[Data excerpts]
________________________

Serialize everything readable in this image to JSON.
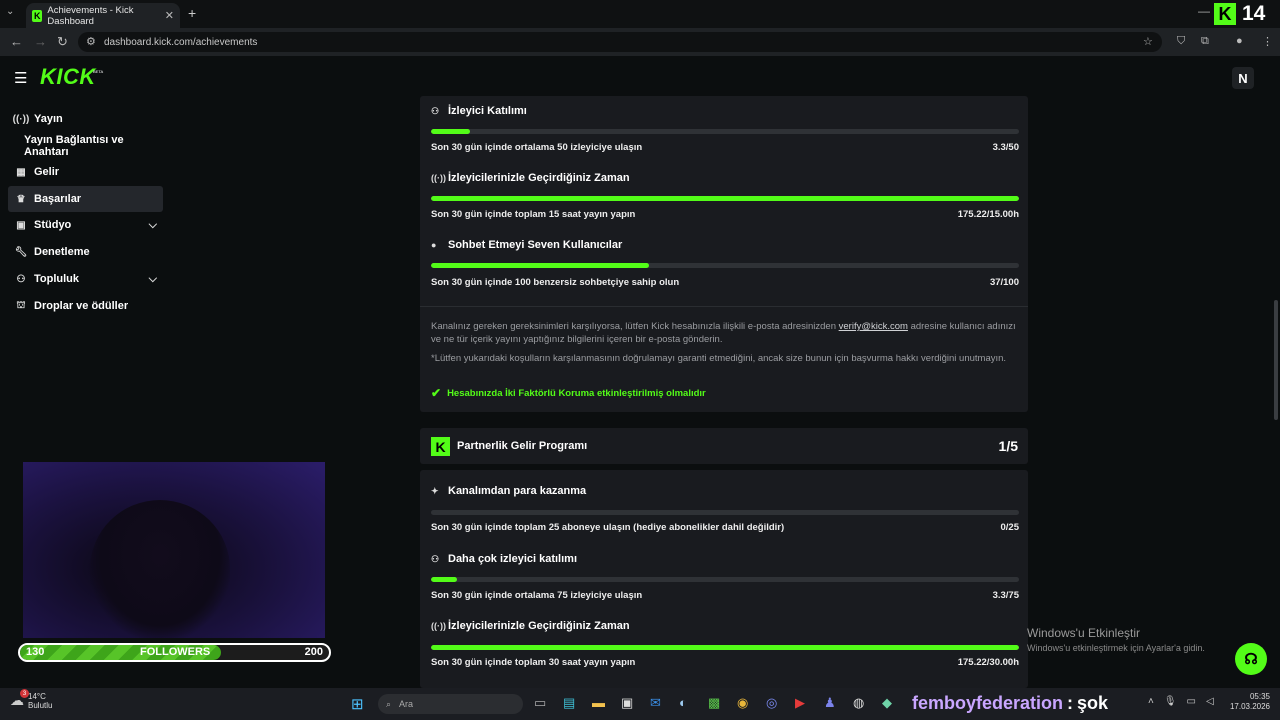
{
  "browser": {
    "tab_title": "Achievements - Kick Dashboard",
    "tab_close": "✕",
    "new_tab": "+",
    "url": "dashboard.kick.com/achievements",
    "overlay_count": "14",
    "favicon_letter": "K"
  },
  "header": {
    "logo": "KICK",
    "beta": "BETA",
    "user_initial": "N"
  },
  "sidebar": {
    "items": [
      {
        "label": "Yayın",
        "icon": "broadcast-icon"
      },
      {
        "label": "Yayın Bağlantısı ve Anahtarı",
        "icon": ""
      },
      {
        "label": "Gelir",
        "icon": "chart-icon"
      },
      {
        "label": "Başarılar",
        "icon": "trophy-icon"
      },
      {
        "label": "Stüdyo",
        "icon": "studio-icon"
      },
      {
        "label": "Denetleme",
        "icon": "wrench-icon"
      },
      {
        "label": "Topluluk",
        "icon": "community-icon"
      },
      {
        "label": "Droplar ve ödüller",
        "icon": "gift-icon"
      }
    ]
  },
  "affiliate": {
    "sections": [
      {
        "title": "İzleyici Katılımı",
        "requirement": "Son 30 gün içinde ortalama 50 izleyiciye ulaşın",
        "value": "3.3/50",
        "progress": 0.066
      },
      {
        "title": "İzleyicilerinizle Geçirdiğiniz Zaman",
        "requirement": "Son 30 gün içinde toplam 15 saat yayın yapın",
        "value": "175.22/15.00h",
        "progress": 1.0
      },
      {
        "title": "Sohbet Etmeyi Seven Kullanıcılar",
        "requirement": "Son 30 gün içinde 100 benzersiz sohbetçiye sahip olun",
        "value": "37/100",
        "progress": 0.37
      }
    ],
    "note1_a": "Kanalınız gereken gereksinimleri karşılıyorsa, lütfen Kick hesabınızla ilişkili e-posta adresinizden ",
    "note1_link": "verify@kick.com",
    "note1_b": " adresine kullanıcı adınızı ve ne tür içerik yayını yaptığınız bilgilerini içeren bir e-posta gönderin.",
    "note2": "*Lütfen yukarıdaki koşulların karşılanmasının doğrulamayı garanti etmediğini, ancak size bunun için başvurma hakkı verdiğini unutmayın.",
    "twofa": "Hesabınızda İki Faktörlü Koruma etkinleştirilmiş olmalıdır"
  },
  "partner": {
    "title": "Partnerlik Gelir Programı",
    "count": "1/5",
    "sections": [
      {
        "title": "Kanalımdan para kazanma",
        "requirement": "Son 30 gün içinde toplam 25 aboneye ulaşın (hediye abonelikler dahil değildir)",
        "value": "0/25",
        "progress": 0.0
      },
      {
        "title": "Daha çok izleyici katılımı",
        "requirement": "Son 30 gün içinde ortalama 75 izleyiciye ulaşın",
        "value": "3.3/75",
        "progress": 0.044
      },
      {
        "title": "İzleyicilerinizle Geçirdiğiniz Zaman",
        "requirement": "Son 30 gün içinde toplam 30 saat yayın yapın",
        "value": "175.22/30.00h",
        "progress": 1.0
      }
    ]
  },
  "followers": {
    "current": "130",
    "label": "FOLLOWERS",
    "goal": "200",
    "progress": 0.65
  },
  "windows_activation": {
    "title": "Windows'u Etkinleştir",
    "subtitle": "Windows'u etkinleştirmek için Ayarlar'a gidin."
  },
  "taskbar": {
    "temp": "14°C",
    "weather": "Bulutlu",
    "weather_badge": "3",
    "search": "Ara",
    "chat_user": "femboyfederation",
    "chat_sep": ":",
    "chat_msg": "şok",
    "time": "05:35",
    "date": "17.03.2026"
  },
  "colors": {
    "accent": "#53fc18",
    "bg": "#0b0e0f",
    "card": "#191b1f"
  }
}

________________________

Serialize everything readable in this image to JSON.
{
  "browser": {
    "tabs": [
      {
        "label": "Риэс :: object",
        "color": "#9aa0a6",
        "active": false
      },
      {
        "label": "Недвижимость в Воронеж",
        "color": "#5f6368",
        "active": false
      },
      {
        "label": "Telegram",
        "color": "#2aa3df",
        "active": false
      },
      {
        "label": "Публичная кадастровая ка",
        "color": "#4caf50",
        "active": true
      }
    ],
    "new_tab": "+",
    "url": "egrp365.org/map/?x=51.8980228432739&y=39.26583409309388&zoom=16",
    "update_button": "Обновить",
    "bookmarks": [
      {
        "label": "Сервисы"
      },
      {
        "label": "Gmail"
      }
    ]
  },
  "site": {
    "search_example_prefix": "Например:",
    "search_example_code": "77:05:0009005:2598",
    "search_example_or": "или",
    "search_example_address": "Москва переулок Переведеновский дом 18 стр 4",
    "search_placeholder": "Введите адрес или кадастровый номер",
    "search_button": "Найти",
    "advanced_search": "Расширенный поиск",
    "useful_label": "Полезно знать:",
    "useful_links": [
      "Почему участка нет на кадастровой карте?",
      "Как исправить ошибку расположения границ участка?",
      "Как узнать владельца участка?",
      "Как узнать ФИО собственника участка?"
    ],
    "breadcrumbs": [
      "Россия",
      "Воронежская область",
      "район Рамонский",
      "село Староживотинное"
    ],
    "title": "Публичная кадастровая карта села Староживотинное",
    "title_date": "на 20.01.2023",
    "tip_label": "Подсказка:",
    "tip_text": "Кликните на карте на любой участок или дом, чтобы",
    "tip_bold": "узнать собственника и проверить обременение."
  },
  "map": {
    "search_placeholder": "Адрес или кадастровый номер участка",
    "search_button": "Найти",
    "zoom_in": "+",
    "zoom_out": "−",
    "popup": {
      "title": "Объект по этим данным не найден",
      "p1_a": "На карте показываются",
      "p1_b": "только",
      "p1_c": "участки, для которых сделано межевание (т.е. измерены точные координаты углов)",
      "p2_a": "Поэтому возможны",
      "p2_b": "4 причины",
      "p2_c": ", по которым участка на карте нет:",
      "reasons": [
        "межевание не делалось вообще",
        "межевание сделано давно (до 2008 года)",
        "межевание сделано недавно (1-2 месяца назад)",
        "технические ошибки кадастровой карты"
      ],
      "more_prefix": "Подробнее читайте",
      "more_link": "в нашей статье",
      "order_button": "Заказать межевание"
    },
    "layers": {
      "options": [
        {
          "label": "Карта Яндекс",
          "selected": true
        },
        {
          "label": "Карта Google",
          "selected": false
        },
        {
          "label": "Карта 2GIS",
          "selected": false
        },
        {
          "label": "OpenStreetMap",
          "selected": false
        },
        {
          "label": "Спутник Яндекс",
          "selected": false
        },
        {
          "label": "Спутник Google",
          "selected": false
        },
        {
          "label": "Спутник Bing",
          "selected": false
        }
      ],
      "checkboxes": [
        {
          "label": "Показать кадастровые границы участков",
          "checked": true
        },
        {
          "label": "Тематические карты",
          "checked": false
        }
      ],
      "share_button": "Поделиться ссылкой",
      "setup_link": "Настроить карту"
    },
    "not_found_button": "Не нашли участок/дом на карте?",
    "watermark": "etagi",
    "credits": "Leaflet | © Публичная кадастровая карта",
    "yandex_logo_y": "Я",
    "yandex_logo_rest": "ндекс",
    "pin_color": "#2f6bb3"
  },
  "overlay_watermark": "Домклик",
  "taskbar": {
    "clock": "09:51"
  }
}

________________________

**Job**:
On how many lines does the word "toplam" appear? Answer with only the number.

**Complete response**:
3